───── DATA SUPPLIED

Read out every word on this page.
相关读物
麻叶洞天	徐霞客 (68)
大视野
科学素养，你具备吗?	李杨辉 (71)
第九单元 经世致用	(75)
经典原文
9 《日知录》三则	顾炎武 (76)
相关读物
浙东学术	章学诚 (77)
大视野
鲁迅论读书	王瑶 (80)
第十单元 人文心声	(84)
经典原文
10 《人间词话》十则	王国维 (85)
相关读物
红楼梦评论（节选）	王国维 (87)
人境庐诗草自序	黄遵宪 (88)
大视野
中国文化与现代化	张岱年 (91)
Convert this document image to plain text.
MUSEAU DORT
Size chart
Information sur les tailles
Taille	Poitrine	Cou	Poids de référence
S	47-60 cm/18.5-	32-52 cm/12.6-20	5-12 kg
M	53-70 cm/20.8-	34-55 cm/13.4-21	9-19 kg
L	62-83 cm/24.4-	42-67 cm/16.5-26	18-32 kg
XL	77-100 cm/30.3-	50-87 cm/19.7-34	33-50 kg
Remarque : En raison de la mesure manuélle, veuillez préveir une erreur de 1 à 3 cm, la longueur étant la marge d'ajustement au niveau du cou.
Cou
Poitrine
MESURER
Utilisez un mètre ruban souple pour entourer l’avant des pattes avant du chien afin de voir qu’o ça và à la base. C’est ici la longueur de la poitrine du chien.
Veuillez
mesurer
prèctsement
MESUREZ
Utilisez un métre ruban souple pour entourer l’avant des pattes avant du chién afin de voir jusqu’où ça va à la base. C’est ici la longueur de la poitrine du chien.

──────────

Copy all the records above exactly, missing none.

Read out every word on this page.
相关读物
麻叶洞天	徐霞客 (68)
大视野
科学素养，你具备吗?	李杨辉 (71)
第九单元 经世致用	(75)
经典原文
9 《日知录》三则	顾炎武 (76)
相关读物
浙东学术	章学诚 (77)
大视野
鲁迅论读书	王瑶 (80)
第十单元 人文心声	(84)
经典原文
10 《人间词话》十则	王国维 (85)
相关读物
红楼梦评论（节选）	王国维 (87)
人境庐诗草自序	黄遵宪 (88)
大视野
中国文化与现代化	张岱年 (91)
Convert this document image to plain text.
MUSEAU DORT
Size chart
Information sur les tailles
Taille	Poitrine	Cou	Poids de référence
S	47-60 cm/18.5-	32-52 cm/12.6-20	5-12 kg
M	53-70 cm/20.8-	34-55 cm/13.4-21	9-19 kg
L	62-83 cm/24.4-	42-67 cm/16.5-26	18-32 kg
XL	77-100 cm/30.3-	50-87 cm/19.7-34	33-50 kg
Remarque : En raison de la mesure manuélle, veuillez préveir une erreur de 1 à 3 cm, la longueur étant la marge d'ajustement au niveau du cou.
Cou
Poitrine
MESURER
Utilisez un mètre ruban souple pour entourer l’avant des pattes avant du chien afin de voir qu’o ça và à la base. C’est ici la longueur de la poitrine du chien.
Veuillez
mesurer
prèctsement
MESUREZ
Utilisez un métre ruban souple pour entourer l’avant des pattes avant du chién afin de voir jusqu’où ça va à la base. C’est ici la longueur de la poitrine du chien.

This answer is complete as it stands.